Do this>
Compute the number of lines that include the string "BYBIT", then output that number and nothing else.

Given entries>
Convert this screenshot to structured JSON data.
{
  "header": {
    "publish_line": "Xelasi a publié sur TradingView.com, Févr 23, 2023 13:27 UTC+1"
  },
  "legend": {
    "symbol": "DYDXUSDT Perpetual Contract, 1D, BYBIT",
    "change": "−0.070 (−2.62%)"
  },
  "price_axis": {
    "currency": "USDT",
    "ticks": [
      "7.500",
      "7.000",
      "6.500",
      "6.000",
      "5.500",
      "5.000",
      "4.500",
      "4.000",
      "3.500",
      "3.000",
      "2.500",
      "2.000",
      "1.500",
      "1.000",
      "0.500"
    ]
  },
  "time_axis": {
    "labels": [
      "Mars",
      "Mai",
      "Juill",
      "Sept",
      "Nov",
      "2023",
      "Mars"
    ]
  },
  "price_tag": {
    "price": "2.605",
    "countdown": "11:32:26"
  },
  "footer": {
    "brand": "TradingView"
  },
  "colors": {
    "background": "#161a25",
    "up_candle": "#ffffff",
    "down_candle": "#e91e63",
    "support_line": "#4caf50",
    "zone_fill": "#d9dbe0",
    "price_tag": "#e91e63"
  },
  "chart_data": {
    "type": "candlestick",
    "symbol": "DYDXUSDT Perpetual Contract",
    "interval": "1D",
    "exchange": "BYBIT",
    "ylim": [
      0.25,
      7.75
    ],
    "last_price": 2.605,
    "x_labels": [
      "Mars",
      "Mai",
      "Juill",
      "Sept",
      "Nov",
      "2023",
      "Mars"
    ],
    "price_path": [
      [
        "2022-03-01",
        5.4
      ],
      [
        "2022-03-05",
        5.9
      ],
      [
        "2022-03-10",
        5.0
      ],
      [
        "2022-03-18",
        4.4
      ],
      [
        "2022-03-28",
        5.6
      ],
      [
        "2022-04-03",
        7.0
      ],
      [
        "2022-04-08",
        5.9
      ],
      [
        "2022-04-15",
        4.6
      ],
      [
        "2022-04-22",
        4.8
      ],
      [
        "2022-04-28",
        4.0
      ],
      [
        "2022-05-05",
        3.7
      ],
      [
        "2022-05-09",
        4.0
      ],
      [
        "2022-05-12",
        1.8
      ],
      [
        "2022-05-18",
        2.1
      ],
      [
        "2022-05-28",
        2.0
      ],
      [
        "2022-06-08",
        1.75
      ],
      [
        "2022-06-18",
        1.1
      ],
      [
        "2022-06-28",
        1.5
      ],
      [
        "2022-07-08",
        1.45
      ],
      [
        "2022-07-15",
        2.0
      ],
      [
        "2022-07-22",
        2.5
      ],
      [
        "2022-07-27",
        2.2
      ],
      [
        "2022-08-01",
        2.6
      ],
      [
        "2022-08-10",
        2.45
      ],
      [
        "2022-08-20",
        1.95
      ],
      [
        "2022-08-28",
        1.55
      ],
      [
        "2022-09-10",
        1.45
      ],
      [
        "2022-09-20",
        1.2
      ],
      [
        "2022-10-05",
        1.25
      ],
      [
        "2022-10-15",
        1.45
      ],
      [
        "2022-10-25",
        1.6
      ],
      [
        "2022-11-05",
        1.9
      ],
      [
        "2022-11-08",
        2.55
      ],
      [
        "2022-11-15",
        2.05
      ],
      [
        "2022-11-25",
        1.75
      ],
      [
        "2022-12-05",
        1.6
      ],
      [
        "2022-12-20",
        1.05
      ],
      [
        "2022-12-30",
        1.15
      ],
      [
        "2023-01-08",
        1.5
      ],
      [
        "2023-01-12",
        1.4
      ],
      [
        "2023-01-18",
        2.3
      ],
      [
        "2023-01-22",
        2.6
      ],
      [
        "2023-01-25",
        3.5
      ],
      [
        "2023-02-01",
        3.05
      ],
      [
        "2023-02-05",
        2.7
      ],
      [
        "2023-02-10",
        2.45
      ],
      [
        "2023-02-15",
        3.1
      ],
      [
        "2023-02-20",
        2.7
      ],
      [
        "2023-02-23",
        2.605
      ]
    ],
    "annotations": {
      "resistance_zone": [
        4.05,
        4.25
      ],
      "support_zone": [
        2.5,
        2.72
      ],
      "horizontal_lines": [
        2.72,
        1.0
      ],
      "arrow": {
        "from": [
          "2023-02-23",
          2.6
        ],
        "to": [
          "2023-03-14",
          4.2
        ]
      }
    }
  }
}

Response to the task>
2